PROBLEM STATEMENT:
From the data that follows, report how many lines hold the string "دينار", giving only the number.

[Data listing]
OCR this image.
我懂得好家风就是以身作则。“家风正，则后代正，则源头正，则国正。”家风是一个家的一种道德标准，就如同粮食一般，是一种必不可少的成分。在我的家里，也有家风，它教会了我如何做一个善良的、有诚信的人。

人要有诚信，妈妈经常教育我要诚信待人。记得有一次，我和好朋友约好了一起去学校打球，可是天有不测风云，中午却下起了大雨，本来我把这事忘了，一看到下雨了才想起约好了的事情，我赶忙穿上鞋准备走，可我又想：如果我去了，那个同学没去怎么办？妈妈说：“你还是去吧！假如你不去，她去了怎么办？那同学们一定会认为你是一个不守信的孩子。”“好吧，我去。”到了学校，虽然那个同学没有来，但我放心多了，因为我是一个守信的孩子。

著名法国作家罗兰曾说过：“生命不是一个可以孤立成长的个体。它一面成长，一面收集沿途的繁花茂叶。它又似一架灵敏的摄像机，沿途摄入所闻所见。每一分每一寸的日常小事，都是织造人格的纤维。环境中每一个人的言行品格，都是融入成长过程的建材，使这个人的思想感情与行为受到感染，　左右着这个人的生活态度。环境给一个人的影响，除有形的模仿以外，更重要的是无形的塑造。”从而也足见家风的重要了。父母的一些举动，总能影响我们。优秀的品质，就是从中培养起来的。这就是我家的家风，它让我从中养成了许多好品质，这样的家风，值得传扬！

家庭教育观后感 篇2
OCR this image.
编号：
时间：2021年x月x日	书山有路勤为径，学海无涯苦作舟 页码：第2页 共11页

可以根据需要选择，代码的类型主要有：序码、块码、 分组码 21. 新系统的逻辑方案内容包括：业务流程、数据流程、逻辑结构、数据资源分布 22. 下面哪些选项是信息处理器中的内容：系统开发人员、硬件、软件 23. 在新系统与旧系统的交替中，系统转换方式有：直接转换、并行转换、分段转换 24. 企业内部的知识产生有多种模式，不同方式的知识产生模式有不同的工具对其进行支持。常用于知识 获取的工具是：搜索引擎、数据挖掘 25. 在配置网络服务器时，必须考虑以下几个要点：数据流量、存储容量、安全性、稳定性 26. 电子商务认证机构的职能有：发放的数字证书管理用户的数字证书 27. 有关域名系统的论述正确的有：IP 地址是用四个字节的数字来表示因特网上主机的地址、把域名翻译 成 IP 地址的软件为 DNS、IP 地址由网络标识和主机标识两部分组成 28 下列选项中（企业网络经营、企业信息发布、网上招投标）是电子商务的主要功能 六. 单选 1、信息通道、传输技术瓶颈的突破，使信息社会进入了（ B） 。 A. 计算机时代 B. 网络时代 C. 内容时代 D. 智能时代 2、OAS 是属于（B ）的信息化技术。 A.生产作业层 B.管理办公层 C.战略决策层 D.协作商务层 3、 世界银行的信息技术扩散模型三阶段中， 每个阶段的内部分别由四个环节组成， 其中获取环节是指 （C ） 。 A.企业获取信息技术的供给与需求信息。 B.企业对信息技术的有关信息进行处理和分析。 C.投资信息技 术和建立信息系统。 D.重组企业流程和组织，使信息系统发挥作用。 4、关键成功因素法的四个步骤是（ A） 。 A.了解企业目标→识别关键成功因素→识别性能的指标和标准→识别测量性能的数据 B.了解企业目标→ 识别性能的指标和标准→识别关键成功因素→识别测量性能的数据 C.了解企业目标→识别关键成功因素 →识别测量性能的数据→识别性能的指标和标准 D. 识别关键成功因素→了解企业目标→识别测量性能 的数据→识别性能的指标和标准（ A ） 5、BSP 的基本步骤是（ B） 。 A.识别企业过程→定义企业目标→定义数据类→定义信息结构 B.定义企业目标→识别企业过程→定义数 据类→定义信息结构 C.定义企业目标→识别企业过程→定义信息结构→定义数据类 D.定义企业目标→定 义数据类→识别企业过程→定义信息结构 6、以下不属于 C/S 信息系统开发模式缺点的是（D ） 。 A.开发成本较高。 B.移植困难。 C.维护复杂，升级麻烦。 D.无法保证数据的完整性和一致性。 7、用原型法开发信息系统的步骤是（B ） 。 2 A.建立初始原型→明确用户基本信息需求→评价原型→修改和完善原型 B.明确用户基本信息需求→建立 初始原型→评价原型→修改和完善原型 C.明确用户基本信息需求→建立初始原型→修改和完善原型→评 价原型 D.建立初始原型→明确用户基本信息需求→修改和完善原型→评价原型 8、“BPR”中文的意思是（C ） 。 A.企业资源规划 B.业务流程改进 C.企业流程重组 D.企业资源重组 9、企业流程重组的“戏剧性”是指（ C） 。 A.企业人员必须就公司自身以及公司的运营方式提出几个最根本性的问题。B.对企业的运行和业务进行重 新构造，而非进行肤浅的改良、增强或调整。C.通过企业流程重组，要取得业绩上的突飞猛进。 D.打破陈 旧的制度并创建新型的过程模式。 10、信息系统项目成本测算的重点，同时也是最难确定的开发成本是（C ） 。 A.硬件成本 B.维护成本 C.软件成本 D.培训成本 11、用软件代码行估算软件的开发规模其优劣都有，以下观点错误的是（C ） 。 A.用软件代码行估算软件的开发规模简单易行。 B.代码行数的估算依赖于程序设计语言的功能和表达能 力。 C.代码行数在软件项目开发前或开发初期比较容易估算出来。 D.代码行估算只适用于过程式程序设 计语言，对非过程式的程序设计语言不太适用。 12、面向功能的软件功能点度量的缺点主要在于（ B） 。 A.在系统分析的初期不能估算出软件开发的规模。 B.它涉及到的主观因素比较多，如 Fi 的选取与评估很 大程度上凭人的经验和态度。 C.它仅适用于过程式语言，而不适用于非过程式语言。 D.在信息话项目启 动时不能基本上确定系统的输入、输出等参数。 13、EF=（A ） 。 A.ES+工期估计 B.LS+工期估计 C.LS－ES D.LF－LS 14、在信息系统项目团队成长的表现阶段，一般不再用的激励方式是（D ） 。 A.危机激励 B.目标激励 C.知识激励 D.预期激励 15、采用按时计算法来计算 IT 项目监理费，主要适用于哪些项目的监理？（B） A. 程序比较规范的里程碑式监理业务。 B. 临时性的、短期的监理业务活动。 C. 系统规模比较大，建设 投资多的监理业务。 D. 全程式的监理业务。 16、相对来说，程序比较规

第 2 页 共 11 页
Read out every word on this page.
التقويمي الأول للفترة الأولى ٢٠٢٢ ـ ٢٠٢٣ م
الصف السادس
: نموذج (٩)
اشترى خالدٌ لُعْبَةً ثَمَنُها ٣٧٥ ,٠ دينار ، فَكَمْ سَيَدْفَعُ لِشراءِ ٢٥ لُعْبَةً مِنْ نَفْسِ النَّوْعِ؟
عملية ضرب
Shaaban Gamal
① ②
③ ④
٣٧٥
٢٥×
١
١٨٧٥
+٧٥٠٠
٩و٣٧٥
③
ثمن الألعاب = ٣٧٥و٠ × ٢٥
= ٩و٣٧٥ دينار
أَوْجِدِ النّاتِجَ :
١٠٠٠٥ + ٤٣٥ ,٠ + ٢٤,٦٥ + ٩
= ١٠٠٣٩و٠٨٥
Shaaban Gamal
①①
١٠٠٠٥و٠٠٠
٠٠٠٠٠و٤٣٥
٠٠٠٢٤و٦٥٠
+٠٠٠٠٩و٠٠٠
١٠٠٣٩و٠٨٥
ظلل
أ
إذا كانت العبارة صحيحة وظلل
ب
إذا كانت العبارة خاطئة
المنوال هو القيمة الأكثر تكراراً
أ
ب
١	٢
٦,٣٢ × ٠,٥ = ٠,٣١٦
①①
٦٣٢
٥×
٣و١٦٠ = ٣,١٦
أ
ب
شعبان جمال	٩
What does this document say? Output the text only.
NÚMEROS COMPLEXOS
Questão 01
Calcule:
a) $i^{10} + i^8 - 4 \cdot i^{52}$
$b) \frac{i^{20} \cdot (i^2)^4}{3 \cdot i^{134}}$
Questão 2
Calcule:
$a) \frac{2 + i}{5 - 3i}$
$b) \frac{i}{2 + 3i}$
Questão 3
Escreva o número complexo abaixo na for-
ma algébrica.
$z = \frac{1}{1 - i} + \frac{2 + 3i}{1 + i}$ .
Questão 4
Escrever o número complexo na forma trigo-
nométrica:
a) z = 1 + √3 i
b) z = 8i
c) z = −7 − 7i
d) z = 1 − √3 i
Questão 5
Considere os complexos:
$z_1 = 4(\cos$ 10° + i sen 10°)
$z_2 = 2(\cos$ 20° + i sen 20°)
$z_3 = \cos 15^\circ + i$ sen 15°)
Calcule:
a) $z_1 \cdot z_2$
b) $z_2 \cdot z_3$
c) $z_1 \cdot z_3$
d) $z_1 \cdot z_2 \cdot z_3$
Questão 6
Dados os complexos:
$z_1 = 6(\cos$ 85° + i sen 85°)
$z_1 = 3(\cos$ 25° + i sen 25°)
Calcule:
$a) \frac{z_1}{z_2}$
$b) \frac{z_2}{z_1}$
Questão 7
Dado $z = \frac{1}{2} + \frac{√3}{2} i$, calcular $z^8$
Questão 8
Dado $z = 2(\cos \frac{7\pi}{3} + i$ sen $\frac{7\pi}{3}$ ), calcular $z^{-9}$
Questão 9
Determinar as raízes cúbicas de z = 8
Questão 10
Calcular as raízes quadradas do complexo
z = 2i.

EXERCISE SOLUTION:
2